# START OF Material
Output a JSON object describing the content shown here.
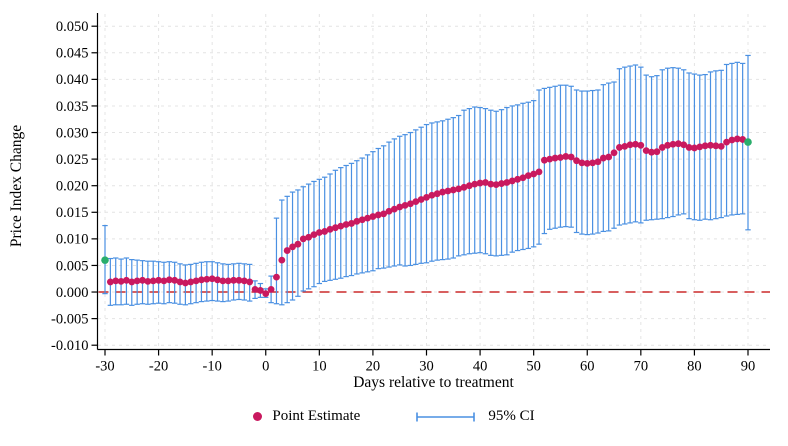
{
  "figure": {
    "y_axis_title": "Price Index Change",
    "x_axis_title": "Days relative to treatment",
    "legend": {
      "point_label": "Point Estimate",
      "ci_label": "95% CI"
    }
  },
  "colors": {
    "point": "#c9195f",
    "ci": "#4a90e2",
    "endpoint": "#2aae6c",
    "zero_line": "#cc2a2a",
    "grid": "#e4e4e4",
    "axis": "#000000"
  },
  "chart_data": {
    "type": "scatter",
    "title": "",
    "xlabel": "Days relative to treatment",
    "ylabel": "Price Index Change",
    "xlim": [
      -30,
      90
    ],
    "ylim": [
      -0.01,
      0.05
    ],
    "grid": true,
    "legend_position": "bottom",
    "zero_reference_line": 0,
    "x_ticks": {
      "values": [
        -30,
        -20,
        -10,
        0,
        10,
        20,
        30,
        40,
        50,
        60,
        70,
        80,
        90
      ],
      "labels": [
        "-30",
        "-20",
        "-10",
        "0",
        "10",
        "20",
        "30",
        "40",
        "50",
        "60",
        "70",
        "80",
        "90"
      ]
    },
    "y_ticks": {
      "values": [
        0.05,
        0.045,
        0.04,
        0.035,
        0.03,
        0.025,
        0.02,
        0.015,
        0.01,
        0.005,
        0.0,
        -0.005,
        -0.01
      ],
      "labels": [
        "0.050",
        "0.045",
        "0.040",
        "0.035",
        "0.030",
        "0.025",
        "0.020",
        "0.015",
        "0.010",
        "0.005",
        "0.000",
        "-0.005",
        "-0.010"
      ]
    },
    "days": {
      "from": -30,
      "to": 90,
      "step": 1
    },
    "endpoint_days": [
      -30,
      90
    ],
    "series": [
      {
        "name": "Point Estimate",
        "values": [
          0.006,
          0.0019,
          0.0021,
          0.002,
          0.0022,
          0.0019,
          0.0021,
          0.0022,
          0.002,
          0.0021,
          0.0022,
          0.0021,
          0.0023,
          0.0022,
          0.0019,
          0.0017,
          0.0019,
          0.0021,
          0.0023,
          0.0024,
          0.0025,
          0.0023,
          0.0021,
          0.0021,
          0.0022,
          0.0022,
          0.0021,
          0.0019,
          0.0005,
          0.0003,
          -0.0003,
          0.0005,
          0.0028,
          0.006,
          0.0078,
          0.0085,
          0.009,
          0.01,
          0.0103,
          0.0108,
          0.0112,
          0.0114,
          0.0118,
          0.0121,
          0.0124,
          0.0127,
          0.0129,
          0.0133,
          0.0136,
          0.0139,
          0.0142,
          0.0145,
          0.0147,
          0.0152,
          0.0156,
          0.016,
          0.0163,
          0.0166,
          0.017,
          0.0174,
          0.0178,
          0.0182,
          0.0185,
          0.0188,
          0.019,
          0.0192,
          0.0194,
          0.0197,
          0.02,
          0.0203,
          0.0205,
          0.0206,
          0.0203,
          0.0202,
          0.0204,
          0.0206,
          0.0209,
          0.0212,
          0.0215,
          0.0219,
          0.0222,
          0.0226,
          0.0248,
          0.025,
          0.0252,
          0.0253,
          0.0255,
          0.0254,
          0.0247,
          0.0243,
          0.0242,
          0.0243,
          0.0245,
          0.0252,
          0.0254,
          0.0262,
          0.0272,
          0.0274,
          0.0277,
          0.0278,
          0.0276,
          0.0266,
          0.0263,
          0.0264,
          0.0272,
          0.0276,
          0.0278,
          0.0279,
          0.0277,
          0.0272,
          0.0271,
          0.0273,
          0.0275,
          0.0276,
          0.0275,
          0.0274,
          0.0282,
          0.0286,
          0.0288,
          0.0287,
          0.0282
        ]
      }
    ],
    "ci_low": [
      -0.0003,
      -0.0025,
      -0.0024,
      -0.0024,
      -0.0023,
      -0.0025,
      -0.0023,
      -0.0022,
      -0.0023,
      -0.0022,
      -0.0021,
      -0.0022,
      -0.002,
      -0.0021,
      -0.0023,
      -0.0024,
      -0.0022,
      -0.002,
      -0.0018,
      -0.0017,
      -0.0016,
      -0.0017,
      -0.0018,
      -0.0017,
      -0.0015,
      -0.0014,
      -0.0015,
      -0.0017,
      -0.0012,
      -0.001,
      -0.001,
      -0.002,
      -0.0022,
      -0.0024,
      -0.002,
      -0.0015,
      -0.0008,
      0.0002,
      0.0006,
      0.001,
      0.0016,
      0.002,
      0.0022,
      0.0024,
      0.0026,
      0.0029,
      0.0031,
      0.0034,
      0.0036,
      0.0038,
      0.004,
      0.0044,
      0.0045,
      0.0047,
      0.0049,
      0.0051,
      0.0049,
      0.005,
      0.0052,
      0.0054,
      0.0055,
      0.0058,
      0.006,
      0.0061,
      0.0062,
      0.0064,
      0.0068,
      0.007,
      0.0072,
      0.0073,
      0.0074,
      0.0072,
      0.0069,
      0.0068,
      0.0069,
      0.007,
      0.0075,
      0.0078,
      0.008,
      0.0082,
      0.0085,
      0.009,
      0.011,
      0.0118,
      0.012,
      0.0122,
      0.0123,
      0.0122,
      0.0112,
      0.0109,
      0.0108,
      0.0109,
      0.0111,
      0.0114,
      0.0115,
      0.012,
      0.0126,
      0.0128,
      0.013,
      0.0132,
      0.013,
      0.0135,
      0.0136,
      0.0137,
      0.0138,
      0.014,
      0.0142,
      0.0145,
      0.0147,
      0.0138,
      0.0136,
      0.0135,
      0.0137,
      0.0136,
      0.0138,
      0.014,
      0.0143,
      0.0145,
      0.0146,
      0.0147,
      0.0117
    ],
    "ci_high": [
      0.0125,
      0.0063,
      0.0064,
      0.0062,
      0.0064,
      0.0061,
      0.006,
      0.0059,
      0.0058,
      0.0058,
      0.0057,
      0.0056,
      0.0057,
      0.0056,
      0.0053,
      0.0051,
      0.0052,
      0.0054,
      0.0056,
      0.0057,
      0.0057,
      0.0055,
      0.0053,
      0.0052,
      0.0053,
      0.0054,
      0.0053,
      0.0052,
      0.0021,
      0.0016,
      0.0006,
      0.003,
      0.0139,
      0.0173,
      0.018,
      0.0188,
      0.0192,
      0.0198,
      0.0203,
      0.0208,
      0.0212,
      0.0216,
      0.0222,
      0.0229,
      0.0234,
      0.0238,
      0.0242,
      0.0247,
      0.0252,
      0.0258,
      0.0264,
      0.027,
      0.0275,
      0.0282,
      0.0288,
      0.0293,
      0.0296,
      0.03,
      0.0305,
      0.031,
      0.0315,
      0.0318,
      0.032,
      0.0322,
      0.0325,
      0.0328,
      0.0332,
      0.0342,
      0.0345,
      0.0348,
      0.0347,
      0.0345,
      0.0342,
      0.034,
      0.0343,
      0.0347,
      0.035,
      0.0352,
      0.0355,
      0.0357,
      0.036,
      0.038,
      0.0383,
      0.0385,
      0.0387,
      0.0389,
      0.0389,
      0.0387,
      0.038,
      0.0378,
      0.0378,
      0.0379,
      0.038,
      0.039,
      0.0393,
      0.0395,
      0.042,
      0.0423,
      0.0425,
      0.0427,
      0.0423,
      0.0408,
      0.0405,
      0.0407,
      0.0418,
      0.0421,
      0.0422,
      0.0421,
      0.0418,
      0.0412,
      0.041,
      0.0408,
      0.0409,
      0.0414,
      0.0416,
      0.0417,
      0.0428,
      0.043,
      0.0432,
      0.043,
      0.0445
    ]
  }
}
# END OF Material
**Exercise aim**: Reproduce each record above by retyping it exactly; omit all images.

**Solved problem**:
Output a JSON object describing the content shown here.
{
  "figure": {
    "y_axis_title": "Price Index Change",
    "x_axis_title": "Days relative to treatment",
    "legend": {
      "point_label": "Point Estimate",
      "ci_label": "95% CI"
    }
  },
  "colors": {
    "point": "#c9195f",
    "ci": "#4a90e2",
    "endpoint": "#2aae6c",
    "zero_line": "#cc2a2a",
    "grid": "#e4e4e4",
    "axis": "#000000"
  },
  "chart_data": {
    "type": "scatter",
    "title": "",
    "xlabel": "Days relative to treatment",
    "ylabel": "Price Index Change",
    "xlim": [
      -30,
      90
    ],
    "ylim": [
      -0.01,
      0.05
    ],
    "grid": true,
    "legend_position": "bottom",
    "zero_reference_line": 0,
    "x_ticks": {
      "values": [
        -30,
        -20,
        -10,
        0,
        10,
        20,
        30,
        40,
        50,
        60,
        70,
        80,
        90
      ],
      "labels": [
        "-30",
        "-20",
        "-10",
        "0",
        "10",
        "20",
        "30",
        "40",
        "50",
        "60",
        "70",
        "80",
        "90"
      ]
    },
    "y_ticks": {
      "values": [
        0.05,
        0.045,
        0.04,
        0.035,
        0.03,
        0.025,
        0.02,
        0.015,
        0.01,
        0.005,
        0.0,
        -0.005,
        -0.01
      ],
      "labels": [
        "0.050",
        "0.045",
        "0.040",
        "0.035",
        "0.030",
        "0.025",
        "0.020",
        "0.015",
        "0.010",
        "0.005",
        "0.000",
        "-0.005",
        "-0.010"
      ]
    },
    "days": {
      "from": -30,
      "to": 90,
      "step": 1
    },
    "endpoint_days": [
      -30,
      90
    ],
    "series": [
      {
        "name": "Point Estimate",
        "values": [
          0.006,
          0.0019,
          0.0021,
          0.002,
          0.0022,
          0.0019,
          0.0021,
          0.0022,
          0.002,
          0.0021,
          0.0022,
          0.0021,
          0.0023,
          0.0022,
          0.0019,
          0.0017,
          0.0019,
          0.0021,
          0.0023,
          0.0024,
          0.0025,
          0.0023,
          0.0021,
          0.0021,
          0.0022,
          0.0022,
          0.0021,
          0.0019,
          0.0005,
          0.0003,
          -0.0003,
          0.0005,
          0.0028,
          0.006,
          0.0078,
          0.0085,
          0.009,
          0.01,
          0.0103,
          0.0108,
          0.0112,
          0.0114,
          0.0118,
          0.0121,
          0.0124,
          0.0127,
          0.0129,
          0.0133,
          0.0136,
          0.0139,
          0.0142,
          0.0145,
          0.0147,
          0.0152,
          0.0156,
          0.016,
          0.0163,
          0.0166,
          0.017,
          0.0174,
          0.0178,
          0.0182,
          0.0185,
          0.0188,
          0.019,
          0.0192,
          0.0194,
          0.0197,
          0.02,
          0.0203,
          0.0205,
          0.0206,
          0.0203,
          0.0202,
          0.0204,
          0.0206,
          0.0209,
          0.0212,
          0.0215,
          0.0219,
          0.0222,
          0.0226,
          0.0248,
          0.025,
          0.0252,
          0.0253,
          0.0255,
          0.0254,
          0.0247,
          0.0243,
          0.0242,
          0.0243,
          0.0245,
          0.0252,
          0.0254,
          0.0262,
          0.0272,
          0.0274,
          0.0277,
          0.0278,
          0.0276,
          0.0266,
          0.0263,
          0.0264,
          0.0272,
          0.0276,
          0.0278,
          0.0279,
          0.0277,
          0.0272,
          0.0271,
          0.0273,
          0.0275,
          0.0276,
          0.0275,
          0.0274,
          0.0282,
          0.0286,
          0.0288,
          0.0287,
          0.0282
        ]
      }
    ],
    "ci_low": [
      -0.0003,
      -0.0025,
      -0.0024,
      -0.0024,
      -0.0023,
      -0.0025,
      -0.0023,
      -0.0022,
      -0.0023,
      -0.0022,
      -0.0021,
      -0.0022,
      -0.002,
      -0.0021,
      -0.0023,
      -0.0024,
      -0.0022,
      -0.002,
      -0.0018,
      -0.0017,
      -0.0016,
      -0.0017,
      -0.0018,
      -0.0017,
      -0.0015,
      -0.0014,
      -0.0015,
      -0.0017,
      -0.0012,
      -0.001,
      -0.001,
      -0.002,
      -0.0022,
      -0.0024,
      -0.002,
      -0.0015,
      -0.0008,
      0.0002,
      0.0006,
      0.001,
      0.0016,
      0.002,
      0.0022,
      0.0024,
      0.0026,
      0.0029,
      0.0031,
      0.0034,
      0.0036,
      0.0038,
      0.004,
      0.0044,
      0.0045,
      0.0047,
      0.0049,
      0.0051,
      0.0049,
      0.005,
      0.0052,
      0.0054,
      0.0055,
      0.0058,
      0.006,
      0.0061,
      0.0062,
      0.0064,
      0.0068,
      0.007,
      0.0072,
      0.0073,
      0.0074,
      0.0072,
      0.0069,
      0.0068,
      0.0069,
      0.007,
      0.0075,
      0.0078,
      0.008,
      0.0082,
      0.0085,
      0.009,
      0.011,
      0.0118,
      0.012,
      0.0122,
      0.0123,
      0.0122,
      0.0112,
      0.0109,
      0.0108,
      0.0109,
      0.0111,
      0.0114,
      0.0115,
      0.012,
      0.0126,
      0.0128,
      0.013,
      0.0132,
      0.013,
      0.0135,
      0.0136,
      0.0137,
      0.0138,
      0.014,
      0.0142,
      0.0145,
      0.0147,
      0.0138,
      0.0136,
      0.0135,
      0.0137,
      0.0136,
      0.0138,
      0.014,
      0.0143,
      0.0145,
      0.0146,
      0.0147,
      0.0117
    ],
    "ci_high": [
      0.0125,
      0.0063,
      0.0064,
      0.0062,
      0.0064,
      0.0061,
      0.006,
      0.0059,
      0.0058,
      0.0058,
      0.0057,
      0.0056,
      0.0057,
      0.0056,
      0.0053,
      0.0051,
      0.0052,
      0.0054,
      0.0056,
      0.0057,
      0.0057,
      0.0055,
      0.0053,
      0.0052,
      0.0053,
      0.0054,
      0.0053,
      0.0052,
      0.0021,
      0.0016,
      0.0006,
      0.003,
      0.0139,
      0.0173,
      0.018,
      0.0188,
      0.0192,
      0.0198,
      0.0203,
      0.0208,
      0.0212,
      0.0216,
      0.0222,
      0.0229,
      0.0234,
      0.0238,
      0.0242,
      0.0247,
      0.0252,
      0.0258,
      0.0264,
      0.027,
      0.0275,
      0.0282,
      0.0288,
      0.0293,
      0.0296,
      0.03,
      0.0305,
      0.031,
      0.0315,
      0.0318,
      0.032,
      0.0322,
      0.0325,
      0.0328,
      0.0332,
      0.0342,
      0.0345,
      0.0348,
      0.0347,
      0.0345,
      0.0342,
      0.034,
      0.0343,
      0.0347,
      0.035,
      0.0352,
      0.0355,
      0.0357,
      0.036,
      0.038,
      0.0383,
      0.0385,
      0.0387,
      0.0389,
      0.0389,
      0.0387,
      0.038,
      0.0378,
      0.0378,
      0.0379,
      0.038,
      0.039,
      0.0393,
      0.0395,
      0.042,
      0.0423,
      0.0425,
      0.0427,
      0.0423,
      0.0408,
      0.0405,
      0.0407,
      0.0418,
      0.0421,
      0.0422,
      0.0421,
      0.0418,
      0.0412,
      0.041,
      0.0408,
      0.0409,
      0.0414,
      0.0416,
      0.0417,
      0.0428,
      0.043,
      0.0432,
      0.043,
      0.0445
    ]
  }
}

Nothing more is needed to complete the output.